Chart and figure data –
########
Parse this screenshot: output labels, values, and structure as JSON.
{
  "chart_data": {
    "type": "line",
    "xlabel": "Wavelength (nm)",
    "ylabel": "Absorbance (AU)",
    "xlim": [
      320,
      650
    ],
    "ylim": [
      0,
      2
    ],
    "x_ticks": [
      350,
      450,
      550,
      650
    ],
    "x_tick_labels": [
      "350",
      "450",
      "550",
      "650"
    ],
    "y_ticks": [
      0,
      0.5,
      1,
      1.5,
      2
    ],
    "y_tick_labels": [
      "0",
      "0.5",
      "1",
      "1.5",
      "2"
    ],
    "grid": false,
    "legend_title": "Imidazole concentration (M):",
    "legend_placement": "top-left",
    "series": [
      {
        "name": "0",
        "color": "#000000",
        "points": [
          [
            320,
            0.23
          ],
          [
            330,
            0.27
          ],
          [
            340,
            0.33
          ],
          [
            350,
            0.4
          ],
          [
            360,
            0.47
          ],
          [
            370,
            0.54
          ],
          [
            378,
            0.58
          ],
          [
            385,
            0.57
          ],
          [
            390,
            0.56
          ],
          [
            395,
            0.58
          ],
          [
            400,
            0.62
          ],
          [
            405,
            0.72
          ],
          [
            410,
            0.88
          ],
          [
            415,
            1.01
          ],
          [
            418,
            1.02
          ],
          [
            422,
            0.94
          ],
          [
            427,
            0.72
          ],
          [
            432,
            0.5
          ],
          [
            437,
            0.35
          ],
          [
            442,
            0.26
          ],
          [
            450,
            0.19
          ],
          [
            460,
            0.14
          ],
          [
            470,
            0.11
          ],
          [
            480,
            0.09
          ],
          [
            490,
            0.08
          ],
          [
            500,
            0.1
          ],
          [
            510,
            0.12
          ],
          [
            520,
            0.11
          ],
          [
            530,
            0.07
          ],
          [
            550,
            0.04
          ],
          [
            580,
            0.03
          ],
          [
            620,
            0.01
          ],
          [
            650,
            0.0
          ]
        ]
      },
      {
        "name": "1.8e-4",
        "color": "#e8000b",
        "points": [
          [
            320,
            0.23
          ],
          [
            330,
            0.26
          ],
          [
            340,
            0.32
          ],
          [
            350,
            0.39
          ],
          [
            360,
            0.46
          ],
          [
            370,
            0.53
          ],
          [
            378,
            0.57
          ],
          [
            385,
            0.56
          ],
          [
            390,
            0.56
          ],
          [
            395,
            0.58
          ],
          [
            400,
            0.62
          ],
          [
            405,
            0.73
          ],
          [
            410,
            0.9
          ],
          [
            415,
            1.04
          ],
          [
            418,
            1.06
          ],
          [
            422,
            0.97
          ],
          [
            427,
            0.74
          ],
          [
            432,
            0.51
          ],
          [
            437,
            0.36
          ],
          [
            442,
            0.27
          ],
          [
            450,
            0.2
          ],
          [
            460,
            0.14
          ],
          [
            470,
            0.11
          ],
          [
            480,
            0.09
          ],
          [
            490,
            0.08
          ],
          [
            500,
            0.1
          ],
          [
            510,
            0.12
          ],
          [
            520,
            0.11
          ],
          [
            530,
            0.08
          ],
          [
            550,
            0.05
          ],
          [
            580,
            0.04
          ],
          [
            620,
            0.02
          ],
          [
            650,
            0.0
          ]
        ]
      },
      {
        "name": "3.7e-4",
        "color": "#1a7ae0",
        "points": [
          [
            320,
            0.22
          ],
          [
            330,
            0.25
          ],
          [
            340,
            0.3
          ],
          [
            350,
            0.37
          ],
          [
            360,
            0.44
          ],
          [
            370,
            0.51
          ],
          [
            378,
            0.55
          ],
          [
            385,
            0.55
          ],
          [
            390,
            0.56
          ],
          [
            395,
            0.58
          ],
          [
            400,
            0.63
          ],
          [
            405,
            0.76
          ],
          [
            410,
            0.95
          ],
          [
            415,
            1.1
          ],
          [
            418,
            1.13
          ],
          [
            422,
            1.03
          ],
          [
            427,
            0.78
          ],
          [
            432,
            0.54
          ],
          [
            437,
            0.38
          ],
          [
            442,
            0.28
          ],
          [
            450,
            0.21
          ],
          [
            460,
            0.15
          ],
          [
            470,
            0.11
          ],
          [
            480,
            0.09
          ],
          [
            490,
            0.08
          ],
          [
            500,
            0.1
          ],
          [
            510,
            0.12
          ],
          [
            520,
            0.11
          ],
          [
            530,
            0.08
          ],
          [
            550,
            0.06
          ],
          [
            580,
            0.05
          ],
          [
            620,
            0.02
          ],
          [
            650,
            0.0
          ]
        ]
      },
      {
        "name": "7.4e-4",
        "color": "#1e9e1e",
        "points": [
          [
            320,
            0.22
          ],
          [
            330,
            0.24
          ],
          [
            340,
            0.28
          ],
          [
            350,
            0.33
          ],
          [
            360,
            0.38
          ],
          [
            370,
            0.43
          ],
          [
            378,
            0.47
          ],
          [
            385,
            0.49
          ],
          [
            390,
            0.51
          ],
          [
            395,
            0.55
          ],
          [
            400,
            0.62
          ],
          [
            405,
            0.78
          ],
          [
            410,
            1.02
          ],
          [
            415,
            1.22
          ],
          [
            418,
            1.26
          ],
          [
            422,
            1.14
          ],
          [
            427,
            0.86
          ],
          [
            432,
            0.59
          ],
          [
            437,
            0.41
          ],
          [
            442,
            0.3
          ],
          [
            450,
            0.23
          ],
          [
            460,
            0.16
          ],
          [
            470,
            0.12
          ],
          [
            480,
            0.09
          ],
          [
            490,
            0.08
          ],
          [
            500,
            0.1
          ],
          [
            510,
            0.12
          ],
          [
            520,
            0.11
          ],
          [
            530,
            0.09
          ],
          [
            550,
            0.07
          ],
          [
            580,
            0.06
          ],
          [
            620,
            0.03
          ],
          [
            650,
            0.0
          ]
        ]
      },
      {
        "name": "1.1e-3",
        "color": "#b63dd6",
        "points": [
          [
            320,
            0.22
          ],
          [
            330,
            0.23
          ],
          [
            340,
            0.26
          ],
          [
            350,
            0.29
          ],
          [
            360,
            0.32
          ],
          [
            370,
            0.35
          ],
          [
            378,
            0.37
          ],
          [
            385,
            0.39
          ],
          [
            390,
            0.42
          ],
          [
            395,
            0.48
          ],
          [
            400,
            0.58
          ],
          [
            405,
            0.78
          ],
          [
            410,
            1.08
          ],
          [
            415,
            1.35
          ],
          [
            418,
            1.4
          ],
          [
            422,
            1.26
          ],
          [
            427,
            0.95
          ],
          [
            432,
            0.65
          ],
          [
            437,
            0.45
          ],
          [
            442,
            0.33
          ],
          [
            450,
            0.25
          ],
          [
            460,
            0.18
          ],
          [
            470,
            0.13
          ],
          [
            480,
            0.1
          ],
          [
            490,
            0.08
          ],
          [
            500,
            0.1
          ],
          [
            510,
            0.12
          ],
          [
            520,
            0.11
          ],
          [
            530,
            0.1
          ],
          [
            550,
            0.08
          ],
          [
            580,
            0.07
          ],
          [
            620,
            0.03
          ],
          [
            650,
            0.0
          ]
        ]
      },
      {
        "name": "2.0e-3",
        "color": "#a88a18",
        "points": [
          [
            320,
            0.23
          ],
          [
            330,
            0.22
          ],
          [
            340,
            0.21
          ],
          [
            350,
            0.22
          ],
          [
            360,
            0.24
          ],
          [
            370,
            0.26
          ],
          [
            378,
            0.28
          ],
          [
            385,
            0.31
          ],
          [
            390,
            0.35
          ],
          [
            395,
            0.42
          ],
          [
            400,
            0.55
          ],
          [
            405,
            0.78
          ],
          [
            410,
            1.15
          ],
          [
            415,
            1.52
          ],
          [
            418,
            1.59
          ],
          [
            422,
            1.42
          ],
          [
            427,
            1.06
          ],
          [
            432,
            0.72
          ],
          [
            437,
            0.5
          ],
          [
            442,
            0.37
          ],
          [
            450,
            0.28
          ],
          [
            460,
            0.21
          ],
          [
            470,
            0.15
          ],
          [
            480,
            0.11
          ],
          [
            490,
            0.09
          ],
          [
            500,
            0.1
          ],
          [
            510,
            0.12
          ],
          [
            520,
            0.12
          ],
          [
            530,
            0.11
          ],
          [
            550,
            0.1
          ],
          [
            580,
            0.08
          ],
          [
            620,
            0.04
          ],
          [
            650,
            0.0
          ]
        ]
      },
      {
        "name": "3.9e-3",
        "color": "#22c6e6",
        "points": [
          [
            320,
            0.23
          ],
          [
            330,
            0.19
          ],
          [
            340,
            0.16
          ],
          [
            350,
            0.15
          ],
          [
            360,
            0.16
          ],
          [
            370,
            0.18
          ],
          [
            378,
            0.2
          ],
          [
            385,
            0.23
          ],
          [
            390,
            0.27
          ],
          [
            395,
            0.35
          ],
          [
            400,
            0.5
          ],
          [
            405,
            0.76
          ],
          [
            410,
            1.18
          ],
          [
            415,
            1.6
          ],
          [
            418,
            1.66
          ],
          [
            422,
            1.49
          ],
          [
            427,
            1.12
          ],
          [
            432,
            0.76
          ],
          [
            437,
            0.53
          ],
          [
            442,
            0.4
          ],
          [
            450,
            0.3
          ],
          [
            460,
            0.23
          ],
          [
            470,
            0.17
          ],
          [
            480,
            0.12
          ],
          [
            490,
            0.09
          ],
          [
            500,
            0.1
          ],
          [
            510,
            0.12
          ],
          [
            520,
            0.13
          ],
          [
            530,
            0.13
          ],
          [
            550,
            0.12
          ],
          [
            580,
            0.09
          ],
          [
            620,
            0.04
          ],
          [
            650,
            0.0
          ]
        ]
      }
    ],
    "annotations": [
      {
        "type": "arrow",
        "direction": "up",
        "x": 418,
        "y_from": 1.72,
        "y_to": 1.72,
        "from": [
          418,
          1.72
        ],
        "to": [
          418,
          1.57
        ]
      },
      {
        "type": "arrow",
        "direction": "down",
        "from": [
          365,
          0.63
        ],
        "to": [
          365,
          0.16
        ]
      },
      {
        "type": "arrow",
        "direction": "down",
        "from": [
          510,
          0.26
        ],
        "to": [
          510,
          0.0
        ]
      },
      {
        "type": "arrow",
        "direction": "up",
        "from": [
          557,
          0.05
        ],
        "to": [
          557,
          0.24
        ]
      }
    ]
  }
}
########
What you will do –
Select every line where the word "color" occurs.

Answer to the task –
        "color": "#000000",
        "color": "#e8000b",
        "color": "#1a7ae0",
        "color": "#1e9e1e",
        "color": "#b63dd6",
        "color": "#a88a18",
        "color": "#22c6e6",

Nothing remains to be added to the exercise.